Problem description: Without including any pictures, write out all the entries exactly.

Information provided:
--- begin ---
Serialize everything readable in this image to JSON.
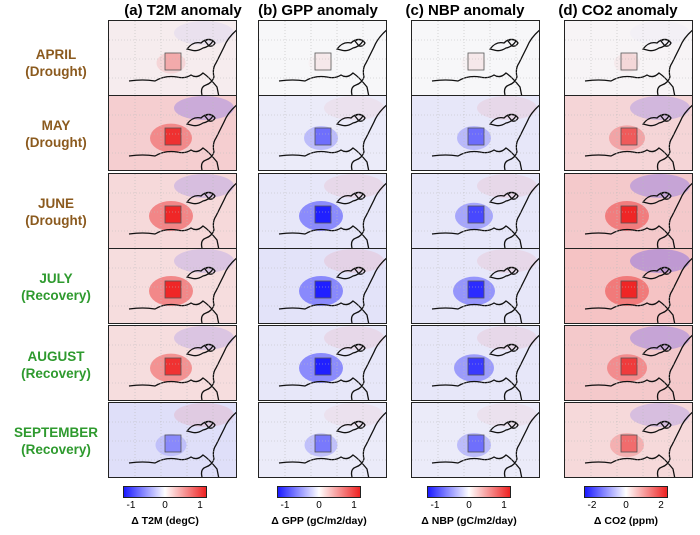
{
  "columns": [
    {
      "title": "(a) T2M anomaly",
      "unit_label": "Δ T2M (degC)",
      "ticks": [
        "-1",
        "0",
        "1"
      ]
    },
    {
      "title": "(b) GPP anomaly",
      "unit_label": "Δ GPP (gC/m2/day)",
      "ticks": [
        "-1",
        "0",
        "1"
      ]
    },
    {
      "title": "(c) NBP anomaly",
      "unit_label": "Δ NBP (gC/m2/day)",
      "ticks": [
        "-1",
        "0",
        "1"
      ]
    },
    {
      "title": "(d) CO2 anomaly",
      "unit_label": "Δ CO2 (ppm)",
      "ticks": [
        "-2",
        "0",
        "2"
      ]
    }
  ],
  "rows": [
    {
      "month": "APRIL",
      "phase": "(Drought)"
    },
    {
      "month": "MAY",
      "phase": "(Drought)"
    },
    {
      "month": "JUNE",
      "phase": "(Drought)"
    },
    {
      "month": "JULY",
      "phase": "(Recovery)"
    },
    {
      "month": "AUGUST",
      "phase": "(Recovery)"
    },
    {
      "month": "SEPTEMBER",
      "phase": "(Recovery)"
    }
  ],
  "colors": {
    "drought": "#8b5a1e",
    "recovery": "#2e9a2e",
    "negative": "#1a1aff",
    "positive": "#ee2222"
  }
}
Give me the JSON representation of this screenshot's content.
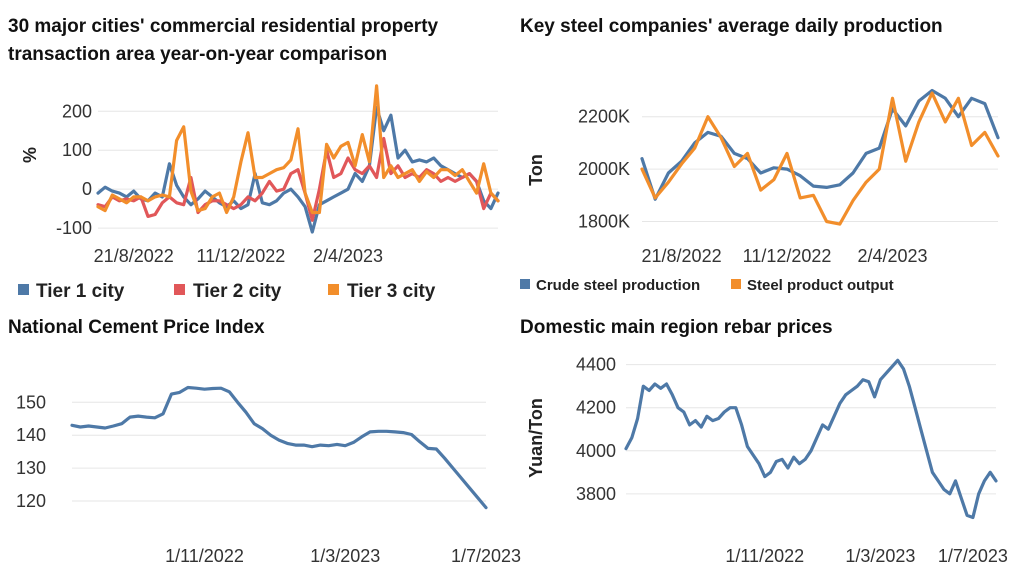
{
  "colors": {
    "tier1": "#4E79A7",
    "tier2": "#E15759",
    "tier3": "#F28E2B"
  },
  "chart_data": [
    {
      "type": "line",
      "title_lines": [
        "30 major cities' commercial residential property",
        "transaction area year-on-year comparison"
      ],
      "ylabel": "%",
      "xlabel": "",
      "ylim": [
        -110,
        270
      ],
      "yticks": [
        -100,
        0,
        100,
        200
      ],
      "xtick_labels": [
        "21/8/2022",
        "11/12/2022",
        "2/4/2023"
      ],
      "xtick_positions": [
        5,
        20,
        35
      ],
      "x_count": 57,
      "legend_position": "bottom",
      "series": [
        {
          "name": "Tier 1 city",
          "color": "#4E79A7",
          "values": [
            -10,
            5,
            -5,
            -10,
            -20,
            -5,
            -25,
            -30,
            -10,
            -20,
            65,
            10,
            -20,
            -40,
            -25,
            -5,
            -20,
            -35,
            -45,
            -30,
            -50,
            -40,
            40,
            -35,
            -40,
            -30,
            -10,
            0,
            -20,
            -45,
            -110,
            -40,
            -30,
            -20,
            -10,
            0,
            40,
            20,
            60,
            210,
            150,
            190,
            80,
            100,
            70,
            75,
            70,
            80,
            60,
            50,
            40,
            30,
            40,
            20,
            -30,
            -50,
            -10
          ]
        },
        {
          "name": "Tier 2 city",
          "color": "#E15759",
          "values": [
            -40,
            -45,
            -20,
            -30,
            -25,
            -30,
            -20,
            -70,
            -65,
            -35,
            -20,
            -35,
            -40,
            30,
            -60,
            -40,
            -30,
            -30,
            -40,
            -50,
            -40,
            -20,
            -30,
            -10,
            20,
            -5,
            0,
            40,
            50,
            -10,
            -80,
            0,
            100,
            30,
            40,
            80,
            50,
            40,
            60,
            30,
            130,
            40,
            60,
            30,
            40,
            30,
            50,
            40,
            20,
            30,
            20,
            30,
            40,
            20,
            -50,
            -10,
            -30
          ]
        },
        {
          "name": "Tier 3 city",
          "color": "#F28E2B",
          "values": [
            -45,
            -55,
            -15,
            -25,
            -35,
            -20,
            -20,
            -30,
            -20,
            -15,
            -20,
            125,
            160,
            -5,
            -55,
            -50,
            -20,
            -10,
            -60,
            -20,
            70,
            145,
            30,
            30,
            40,
            50,
            55,
            75,
            155,
            -10,
            -60,
            -60,
            115,
            80,
            110,
            120,
            60,
            140,
            70,
            265,
            30,
            60,
            30,
            40,
            50,
            20,
            45,
            30,
            50,
            50,
            35,
            50,
            20,
            -10,
            65,
            -10,
            -30
          ]
        }
      ]
    },
    {
      "type": "line",
      "title": "Key steel companies' average daily production",
      "ylabel": "Ton",
      "xlabel": "",
      "ylim": [
        1760,
        2340
      ],
      "yticks": [
        1800,
        2000,
        2200
      ],
      "ytick_labels": [
        "1800K",
        "2000K",
        "2200K"
      ],
      "xtick_labels": [
        "21/8/2022",
        "11/12/2022",
        "2/4/2023"
      ],
      "xtick_positions": [
        3,
        11,
        19
      ],
      "x_count": 28,
      "legend_position": "bottom",
      "series": [
        {
          "name": "Crude steel production",
          "color": "#4E79A7",
          "values": [
            2040,
            1885,
            1985,
            2030,
            2100,
            2140,
            2125,
            2060,
            2040,
            1985,
            2005,
            2000,
            1975,
            1935,
            1930,
            1940,
            1985,
            2060,
            2080,
            2230,
            2165,
            2260,
            2300,
            2270,
            2200,
            2270,
            2250,
            2120
          ]
        },
        {
          "name": "Steel product output",
          "color": "#F28E2B",
          "values": [
            2000,
            1890,
            1950,
            2020,
            2080,
            2200,
            2120,
            2010,
            2060,
            1920,
            1960,
            2060,
            1890,
            1900,
            1800,
            1790,
            1880,
            1950,
            2000,
            2270,
            2030,
            2180,
            2290,
            2180,
            2270,
            2090,
            2140,
            2050
          ]
        }
      ]
    },
    {
      "type": "line",
      "title": "National Cement Price Index",
      "ylabel": "",
      "xlabel": "",
      "ylim": [
        113,
        158
      ],
      "yticks": [
        120,
        130,
        140,
        150
      ],
      "xtick_labels": [
        "1/11/2022",
        "1/3/2023",
        "1/7/2023"
      ],
      "xtick_positions": [
        16,
        33,
        50
      ],
      "x_count": 51,
      "legend_position": "none",
      "series": [
        {
          "name": "",
          "color": "#4E79A7",
          "values": [
            143,
            142.5,
            142.8,
            142.5,
            142.2,
            142.8,
            143.5,
            145.5,
            145.8,
            145.5,
            145.3,
            146.5,
            152.5,
            153,
            154.5,
            154.3,
            154,
            154.2,
            154.3,
            153.2,
            150,
            147,
            143.5,
            142,
            140,
            138.5,
            137.5,
            137,
            137,
            136.5,
            137,
            136.8,
            137.2,
            136.8,
            137.8,
            139.5,
            141,
            141.2,
            141.2,
            141,
            140.8,
            140.2,
            138,
            136,
            135.8,
            133,
            130,
            127,
            124,
            121,
            118
          ]
        }
      ]
    },
    {
      "type": "line",
      "title": "Domestic main region rebar prices",
      "ylabel": "Yuan/Ton",
      "xlabel": "",
      "ylim": [
        3660,
        4440
      ],
      "yticks": [
        3800,
        4000,
        4200,
        4400
      ],
      "xtick_labels": [
        "1/11/2022",
        "1/3/2023",
        "1/7/2023"
      ],
      "xtick_positions": [
        24,
        44,
        60
      ],
      "x_count": 65,
      "legend_position": "none",
      "series": [
        {
          "name": "",
          "color": "#4E79A7",
          "values": [
            4010,
            4060,
            4150,
            4300,
            4280,
            4310,
            4290,
            4310,
            4260,
            4200,
            4180,
            4120,
            4140,
            4110,
            4160,
            4140,
            4150,
            4180,
            4200,
            4200,
            4120,
            4020,
            3980,
            3940,
            3880,
            3900,
            3950,
            3960,
            3920,
            3970,
            3940,
            3960,
            4000,
            4060,
            4120,
            4100,
            4160,
            4220,
            4260,
            4280,
            4300,
            4330,
            4320,
            4250,
            4330,
            4360,
            4390,
            4420,
            4380,
            4300,
            4200,
            4100,
            4000,
            3900,
            3860,
            3820,
            3800,
            3860,
            3780,
            3700,
            3690,
            3800,
            3860,
            3900,
            3860
          ]
        }
      ]
    }
  ]
}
--- end ---
Complete answer:
Serialize everything readable in this image to JSON.
{
  "columns": [
    {
      "title": "(a) T2M anomaly",
      "unit_label": "Δ T2M (degC)",
      "ticks": [
        "-1",
        "0",
        "1"
      ]
    },
    {
      "title": "(b) GPP anomaly",
      "unit_label": "Δ GPP (gC/m2/day)",
      "ticks": [
        "-1",
        "0",
        "1"
      ]
    },
    {
      "title": "(c) NBP anomaly",
      "unit_label": "Δ NBP (gC/m2/day)",
      "ticks": [
        "-1",
        "0",
        "1"
      ]
    },
    {
      "title": "(d) CO2 anomaly",
      "unit_label": "Δ CO2 (ppm)",
      "ticks": [
        "-2",
        "0",
        "2"
      ]
    }
  ],
  "rows": [
    {
      "month": "APRIL",
      "phase": "(Drought)"
    },
    {
      "month": "MAY",
      "phase": "(Drought)"
    },
    {
      "month": "JUNE",
      "phase": "(Drought)"
    },
    {
      "month": "JULY",
      "phase": "(Recovery)"
    },
    {
      "month": "AUGUST",
      "phase": "(Recovery)"
    },
    {
      "month": "SEPTEMBER",
      "phase": "(Recovery)"
    }
  ],
  "colors": {
    "drought": "#8b5a1e",
    "recovery": "#2e9a2e",
    "negative": "#1a1aff",
    "positive": "#ee2222"
  }
}
Give me the JSON representation of this screenshot's content.
{
  "colors": {
    "tier1": "#4E79A7",
    "tier2": "#E15759",
    "tier3": "#F28E2B"
  },
  "chart_data": [
    {
      "type": "line",
      "title_lines": [
        "30 major cities' commercial residential property",
        "transaction area year-on-year comparison"
      ],
      "ylabel": "%",
      "xlabel": "",
      "ylim": [
        -110,
        270
      ],
      "yticks": [
        -100,
        0,
        100,
        200
      ],
      "xtick_labels": [
        "21/8/2022",
        "11/12/2022",
        "2/4/2023"
      ],
      "xtick_positions": [
        5,
        20,
        35
      ],
      "x_count": 57,
      "legend_position": "bottom",
      "series": [
        {
          "name": "Tier 1 city",
          "color": "#4E79A7",
          "values": [
            -10,
            5,
            -5,
            -10,
            -20,
            -5,
            -25,
            -30,
            -10,
            -20,
            65,
            10,
            -20,
            -40,
            -25,
            -5,
            -20,
            -35,
            -45,
            -30,
            -50,
            -40,
            40,
            -35,
            -40,
            -30,
            -10,
            0,
            -20,
            -45,
            -110,
            -40,
            -30,
            -20,
            -10,
            0,
            40,
            20,
            60,
            210,
            150,
            190,
            80,
            100,
            70,
            75,
            70,
            80,
            60,
            50,
            40,
            30,
            40,
            20,
            -30,
            -50,
            -10
          ]
        },
        {
          "name": "Tier 2 city",
          "color": "#E15759",
          "values": [
            -40,
            -45,
            -20,
            -30,
            -25,
            -30,
            -20,
            -70,
            -65,
            -35,
            -20,
            -35,
            -40,
            30,
            -60,
            -40,
            -30,
            -30,
            -40,
            -50,
            -40,
            -20,
            -30,
            -10,
            20,
            -5,
            0,
            40,
            50,
            -10,
            -80,
            0,
            100,
            30,
            40,
            80,
            50,
            40,
            60,
            30,
            130,
            40,
            60,
            30,
            40,
            30,
            50,
            40,
            20,
            30,
            20,
            30,
            40,
            20,
            -50,
            -10,
            -30
          ]
        },
        {
          "name": "Tier 3 city",
          "color": "#F28E2B",
          "values": [
            -45,
            -55,
            -15,
            -25,
            -35,
            -20,
            -20,
            -30,
            -20,
            -15,
            -20,
            125,
            160,
            -5,
            -55,
            -50,
            -20,
            -10,
            -60,
            -20,
            70,
            145,
            30,
            30,
            40,
            50,
            55,
            75,
            155,
            -10,
            -60,
            -60,
            115,
            80,
            110,
            120,
            60,
            140,
            70,
            265,
            30,
            60,
            30,
            40,
            50,
            20,
            45,
            30,
            50,
            50,
            35,
            50,
            20,
            -10,
            65,
            -10,
            -30
          ]
        }
      ]
    },
    {
      "type": "line",
      "title": "Key steel companies' average daily production",
      "ylabel": "Ton",
      "xlabel": "",
      "ylim": [
        1760,
        2340
      ],
      "yticks": [
        1800,
        2000,
        2200
      ],
      "ytick_labels": [
        "1800K",
        "2000K",
        "2200K"
      ],
      "xtick_labels": [
        "21/8/2022",
        "11/12/2022",
        "2/4/2023"
      ],
      "xtick_positions": [
        3,
        11,
        19
      ],
      "x_count": 28,
      "legend_position": "bottom",
      "series": [
        {
          "name": "Crude steel production",
          "color": "#4E79A7",
          "values": [
            2040,
            1885,
            1985,
            2030,
            2100,
            2140,
            2125,
            2060,
            2040,
            1985,
            2005,
            2000,
            1975,
            1935,
            1930,
            1940,
            1985,
            2060,
            2080,
            2230,
            2165,
            2260,
            2300,
            2270,
            2200,
            2270,
            2250,
            2120
          ]
        },
        {
          "name": "Steel product output",
          "color": "#F28E2B",
          "values": [
            2000,
            1890,
            1950,
            2020,
            2080,
            2200,
            2120,
            2010,
            2060,
            1920,
            1960,
            2060,
            1890,
            1900,
            1800,
            1790,
            1880,
            1950,
            2000,
            2270,
            2030,
            2180,
            2290,
            2180,
            2270,
            2090,
            2140,
            2050
          ]
        }
      ]
    },
    {
      "type": "line",
      "title": "National Cement Price Index",
      "ylabel": "",
      "xlabel": "",
      "ylim": [
        113,
        158
      ],
      "yticks": [
        120,
        130,
        140,
        150
      ],
      "xtick_labels": [
        "1/11/2022",
        "1/3/2023",
        "1/7/2023"
      ],
      "xtick_positions": [
        16,
        33,
        50
      ],
      "x_count": 51,
      "legend_position": "none",
      "series": [
        {
          "name": "",
          "color": "#4E79A7",
          "values": [
            143,
            142.5,
            142.8,
            142.5,
            142.2,
            142.8,
            143.5,
            145.5,
            145.8,
            145.5,
            145.3,
            146.5,
            152.5,
            153,
            154.5,
            154.3,
            154,
            154.2,
            154.3,
            153.2,
            150,
            147,
            143.5,
            142,
            140,
            138.5,
            137.5,
            137,
            137,
            136.5,
            137,
            136.8,
            137.2,
            136.8,
            137.8,
            139.5,
            141,
            141.2,
            141.2,
            141,
            140.8,
            140.2,
            138,
            136,
            135.8,
            133,
            130,
            127,
            124,
            121,
            118
          ]
        }
      ]
    },
    {
      "type": "line",
      "title": "Domestic main region rebar prices",
      "ylabel": "Yuan/Ton",
      "xlabel": "",
      "ylim": [
        3660,
        4440
      ],
      "yticks": [
        3800,
        4000,
        4200,
        4400
      ],
      "xtick_labels": [
        "1/11/2022",
        "1/3/2023",
        "1/7/2023"
      ],
      "xtick_positions": [
        24,
        44,
        60
      ],
      "x_count": 65,
      "legend_position": "none",
      "series": [
        {
          "name": "",
          "color": "#4E79A7",
          "values": [
            4010,
            4060,
            4150,
            4300,
            4280,
            4310,
            4290,
            4310,
            4260,
            4200,
            4180,
            4120,
            4140,
            4110,
            4160,
            4140,
            4150,
            4180,
            4200,
            4200,
            4120,
            4020,
            3980,
            3940,
            3880,
            3900,
            3950,
            3960,
            3920,
            3970,
            3940,
            3960,
            4000,
            4060,
            4120,
            4100,
            4160,
            4220,
            4260,
            4280,
            4300,
            4330,
            4320,
            4250,
            4330,
            4360,
            4390,
            4420,
            4380,
            4300,
            4200,
            4100,
            4000,
            3900,
            3860,
            3820,
            3800,
            3860,
            3780,
            3700,
            3690,
            3800,
            3860,
            3900,
            3860
          ]
        }
      ]
    }
  ]
}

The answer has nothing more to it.